# Exercise task
Set down every entry again word for word, please, but skip the pictures.

# Source data
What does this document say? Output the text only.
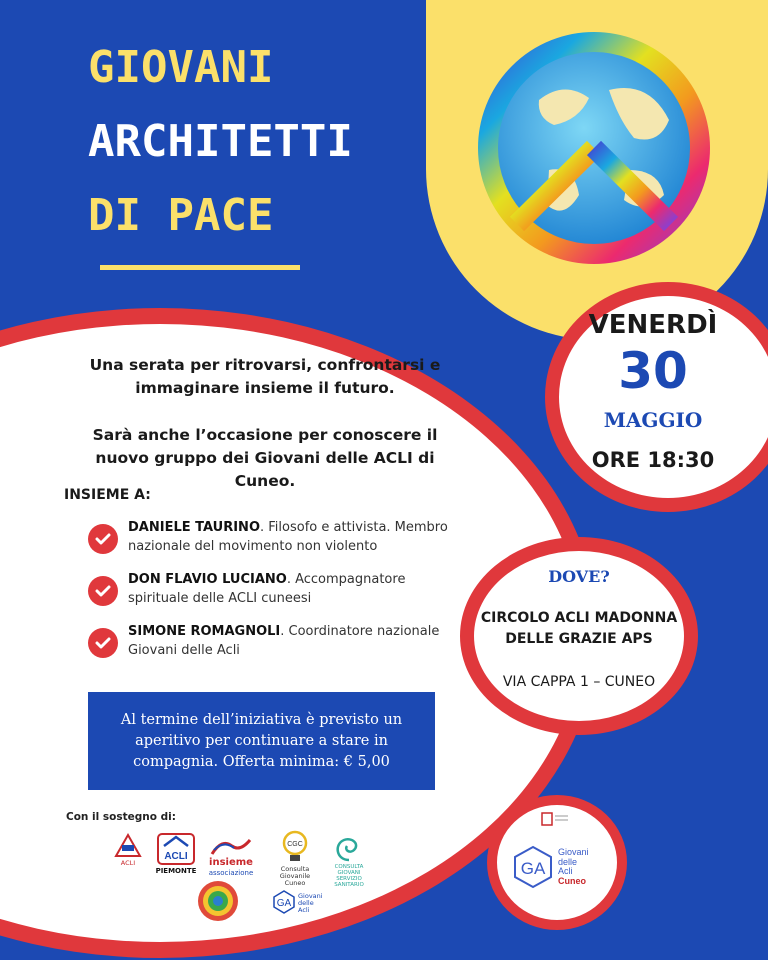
GIOVANI
ARCHITETTI
DI PACE
Una serata per ritrovarsi, confrontarsi e immaginare insieme il futuro.
Sarà anche l’occasione per conoscere il nuovo gruppo dei Giovani delle ACLI di Cuneo.
INSIEME A:
DANIELE TAURINO. Filosofo e attivista. Membro nazionale del movimento non violento
DON FLAVIO LUCIANO. Accompagnatore spirituale delle ACLI cuneesi
SIMONE ROMAGNOLI. Coordinatore nazionale Giovani delle Acli
Al termine dell’iniziativa è previsto un aperitivo per continuare a stare in compagnia. Offerta minima: € 5,00
Con il sostegno di:
ACLI
ACLI
PIEMONTE
insieme
associazione
CGC
Consulta Giovanile Cuneo
CONSULTA GIOVANI SERVIZIO SANITARIO
GA
Giovani delle Acli
VENERDÌ
30
MAGGIO
ORE 18:30
DOVE?
CIRCOLO ACLI MADONNA DELLE GRAZIE APS
VIA CAPPA 1 – CUNEO
GA
Giovani
delle
Acli
Cuneo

# Result
What does this document say? Output the text only.
GIOVANI
ARCHITETTI
DI PACE
Una serata per ritrovarsi, confrontarsi e immaginare insieme il futuro.
Sarà anche l’occasione per conoscere il nuovo gruppo dei Giovani delle ACLI di Cuneo.
INSIEME A:
DANIELE TAURINO. Filosofo e attivista. Membro nazionale del movimento non violento
DON FLAVIO LUCIANO. Accompagnatore spirituale delle ACLI cuneesi
SIMONE ROMAGNOLI. Coordinatore nazionale Giovani delle Acli
Al termine dell’iniziativa è previsto un aperitivo per continuare a stare in compagnia. Offerta minima: € 5,00
Con il sostegno di:
ACLI
ACLI
PIEMONTE
insieme
associazione
CGC
Consulta Giovanile Cuneo
CONSULTA GIOVANI SERVIZIO SANITARIO
GA
Giovani delle Acli
VENERDÌ
30
MAGGIO
ORE 18:30
DOVE?
CIRCOLO ACLI MADONNA DELLE GRAZIE APS
VIA CAPPA 1 – CUNEO
GA
Giovani
delle
Acli
Cuneo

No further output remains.